- **What the task requires**: Write out each entry, exactly the way it appears.

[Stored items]
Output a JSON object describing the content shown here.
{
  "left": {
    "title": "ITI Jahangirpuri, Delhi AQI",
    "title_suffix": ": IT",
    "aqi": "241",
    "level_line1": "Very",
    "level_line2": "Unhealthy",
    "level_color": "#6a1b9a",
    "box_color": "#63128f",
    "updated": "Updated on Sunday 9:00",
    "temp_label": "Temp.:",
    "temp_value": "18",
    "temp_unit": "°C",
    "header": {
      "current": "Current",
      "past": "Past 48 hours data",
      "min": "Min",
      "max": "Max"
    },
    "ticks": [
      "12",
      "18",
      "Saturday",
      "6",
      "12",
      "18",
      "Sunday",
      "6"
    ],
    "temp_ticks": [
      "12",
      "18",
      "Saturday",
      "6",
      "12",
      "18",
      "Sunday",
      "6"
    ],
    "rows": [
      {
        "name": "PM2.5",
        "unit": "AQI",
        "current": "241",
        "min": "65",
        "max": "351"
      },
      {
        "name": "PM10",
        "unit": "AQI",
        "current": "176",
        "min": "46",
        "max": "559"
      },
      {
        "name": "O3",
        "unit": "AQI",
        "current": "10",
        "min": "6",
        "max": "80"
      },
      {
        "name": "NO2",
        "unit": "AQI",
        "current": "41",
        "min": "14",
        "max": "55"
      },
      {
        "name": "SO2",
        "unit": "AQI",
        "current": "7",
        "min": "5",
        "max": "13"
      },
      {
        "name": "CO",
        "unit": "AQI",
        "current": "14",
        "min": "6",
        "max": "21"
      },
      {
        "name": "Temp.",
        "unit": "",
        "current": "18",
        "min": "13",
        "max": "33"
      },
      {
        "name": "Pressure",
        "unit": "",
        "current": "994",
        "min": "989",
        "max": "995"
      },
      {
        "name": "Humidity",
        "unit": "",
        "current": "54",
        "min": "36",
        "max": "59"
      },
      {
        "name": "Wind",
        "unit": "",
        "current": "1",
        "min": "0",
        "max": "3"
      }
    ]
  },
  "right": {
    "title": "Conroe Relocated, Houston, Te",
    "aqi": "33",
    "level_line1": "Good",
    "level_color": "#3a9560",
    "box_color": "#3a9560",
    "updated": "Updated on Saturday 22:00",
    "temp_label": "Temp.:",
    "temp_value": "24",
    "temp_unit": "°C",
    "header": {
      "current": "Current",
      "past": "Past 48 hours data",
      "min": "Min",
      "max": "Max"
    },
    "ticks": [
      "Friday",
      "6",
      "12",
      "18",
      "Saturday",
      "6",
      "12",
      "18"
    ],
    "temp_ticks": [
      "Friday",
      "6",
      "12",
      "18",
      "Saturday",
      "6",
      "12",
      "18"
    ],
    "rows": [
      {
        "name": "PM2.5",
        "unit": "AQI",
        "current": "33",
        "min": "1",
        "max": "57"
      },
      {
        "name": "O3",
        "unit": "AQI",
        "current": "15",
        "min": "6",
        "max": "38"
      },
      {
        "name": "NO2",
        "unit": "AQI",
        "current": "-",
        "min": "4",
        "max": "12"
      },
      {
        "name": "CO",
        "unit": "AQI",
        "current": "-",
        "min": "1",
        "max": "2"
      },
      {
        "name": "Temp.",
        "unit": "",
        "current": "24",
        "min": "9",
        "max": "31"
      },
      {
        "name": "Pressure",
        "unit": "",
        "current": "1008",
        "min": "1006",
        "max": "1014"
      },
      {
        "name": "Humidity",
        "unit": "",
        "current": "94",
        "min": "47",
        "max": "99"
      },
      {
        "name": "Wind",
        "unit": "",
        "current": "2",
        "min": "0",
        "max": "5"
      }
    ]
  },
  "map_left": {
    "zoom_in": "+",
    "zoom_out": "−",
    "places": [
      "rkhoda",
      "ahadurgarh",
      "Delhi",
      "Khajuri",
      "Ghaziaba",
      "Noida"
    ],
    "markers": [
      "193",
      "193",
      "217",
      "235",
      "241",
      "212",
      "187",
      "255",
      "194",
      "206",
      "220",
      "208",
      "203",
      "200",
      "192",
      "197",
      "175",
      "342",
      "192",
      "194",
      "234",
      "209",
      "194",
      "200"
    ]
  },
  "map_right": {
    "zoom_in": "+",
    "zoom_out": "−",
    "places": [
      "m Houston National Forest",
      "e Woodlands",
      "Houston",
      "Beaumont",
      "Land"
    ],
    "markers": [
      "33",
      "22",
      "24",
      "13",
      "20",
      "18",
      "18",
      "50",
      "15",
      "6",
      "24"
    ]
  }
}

- **Response to the task**:
Output a JSON object describing the content shown here.
{
  "left": {
    "title": "ITI Jahangirpuri, Delhi AQI",
    "title_suffix": ": IT",
    "aqi": "241",
    "level_line1": "Very",
    "level_line2": "Unhealthy",
    "level_color": "#6a1b9a",
    "box_color": "#63128f",
    "updated": "Updated on Sunday 9:00",
    "temp_label": "Temp.:",
    "temp_value": "18",
    "temp_unit": "°C",
    "header": {
      "current": "Current",
      "past": "Past 48 hours data",
      "min": "Min",
      "max": "Max"
    },
    "ticks": [
      "12",
      "18",
      "Saturday",
      "6",
      "12",
      "18",
      "Sunday",
      "6"
    ],
    "temp_ticks": [
      "12",
      "18",
      "Saturday",
      "6",
      "12",
      "18",
      "Sunday",
      "6"
    ],
    "rows": [
      {
        "name": "PM2.5",
        "unit": "AQI",
        "current": "241",
        "min": "65",
        "max": "351"
      },
      {
        "name": "PM10",
        "unit": "AQI",
        "current": "176",
        "min": "46",
        "max": "559"
      },
      {
        "name": "O3",
        "unit": "AQI",
        "current": "10",
        "min": "6",
        "max": "80"
      },
      {
        "name": "NO2",
        "unit": "AQI",
        "current": "41",
        "min": "14",
        "max": "55"
      },
      {
        "name": "SO2",
        "unit": "AQI",
        "current": "7",
        "min": "5",
        "max": "13"
      },
      {
        "name": "CO",
        "unit": "AQI",
        "current": "14",
        "min": "6",
        "max": "21"
      },
      {
        "name": "Temp.",
        "unit": "",
        "current": "18",
        "min": "13",
        "max": "33"
      },
      {
        "name": "Pressure",
        "unit": "",
        "current": "994",
        "min": "989",
        "max": "995"
      },
      {
        "name": "Humidity",
        "unit": "",
        "current": "54",
        "min": "36",
        "max": "59"
      },
      {
        "name": "Wind",
        "unit": "",
        "current": "1",
        "min": "0",
        "max": "3"
      }
    ]
  },
  "right": {
    "title": "Conroe Relocated, Houston, Te",
    "aqi": "33",
    "level_line1": "Good",
    "level_color": "#3a9560",
    "box_color": "#3a9560",
    "updated": "Updated on Saturday 22:00",
    "temp_label": "Temp.:",
    "temp_value": "24",
    "temp_unit": "°C",
    "header": {
      "current": "Current",
      "past": "Past 48 hours data",
      "min": "Min",
      "max": "Max"
    },
    "ticks": [
      "Friday",
      "6",
      "12",
      "18",
      "Saturday",
      "6",
      "12",
      "18"
    ],
    "temp_ticks": [
      "Friday",
      "6",
      "12",
      "18",
      "Saturday",
      "6",
      "12",
      "18"
    ],
    "rows": [
      {
        "name": "PM2.5",
        "unit": "AQI",
        "current": "33",
        "min": "1",
        "max": "57"
      },
      {
        "name": "O3",
        "unit": "AQI",
        "current": "15",
        "min": "6",
        "max": "38"
      },
      {
        "name": "NO2",
        "unit": "AQI",
        "current": "-",
        "min": "4",
        "max": "12"
      },
      {
        "name": "CO",
        "unit": "AQI",
        "current": "-",
        "min": "1",
        "max": "2"
      },
      {
        "name": "Temp.",
        "unit": "",
        "current": "24",
        "min": "9",
        "max": "31"
      },
      {
        "name": "Pressure",
        "unit": "",
        "current": "1008",
        "min": "1006",
        "max": "1014"
      },
      {
        "name": "Humidity",
        "unit": "",
        "current": "94",
        "min": "47",
        "max": "99"
      },
      {
        "name": "Wind",
        "unit": "",
        "current": "2",
        "min": "0",
        "max": "5"
      }
    ]
  },
  "map_left": {
    "zoom_in": "+",
    "zoom_out": "−",
    "places": [
      "rkhoda",
      "ahadurgarh",
      "Delhi",
      "Khajuri",
      "Ghaziaba",
      "Noida"
    ],
    "markers": [
      "193",
      "193",
      "217",
      "235",
      "241",
      "212",
      "187",
      "255",
      "194",
      "206",
      "220",
      "208",
      "203",
      "200",
      "192",
      "197",
      "175",
      "342",
      "192",
      "194",
      "234",
      "209",
      "194",
      "200"
    ]
  },
  "map_right": {
    "zoom_in": "+",
    "zoom_out": "−",
    "places": [
      "m Houston National Forest",
      "e Woodlands",
      "Houston",
      "Beaumont",
      "Land"
    ],
    "markers": [
      "33",
      "22",
      "24",
      "13",
      "20",
      "18",
      "18",
      "50",
      "15",
      "6",
      "24"
    ]
  }
}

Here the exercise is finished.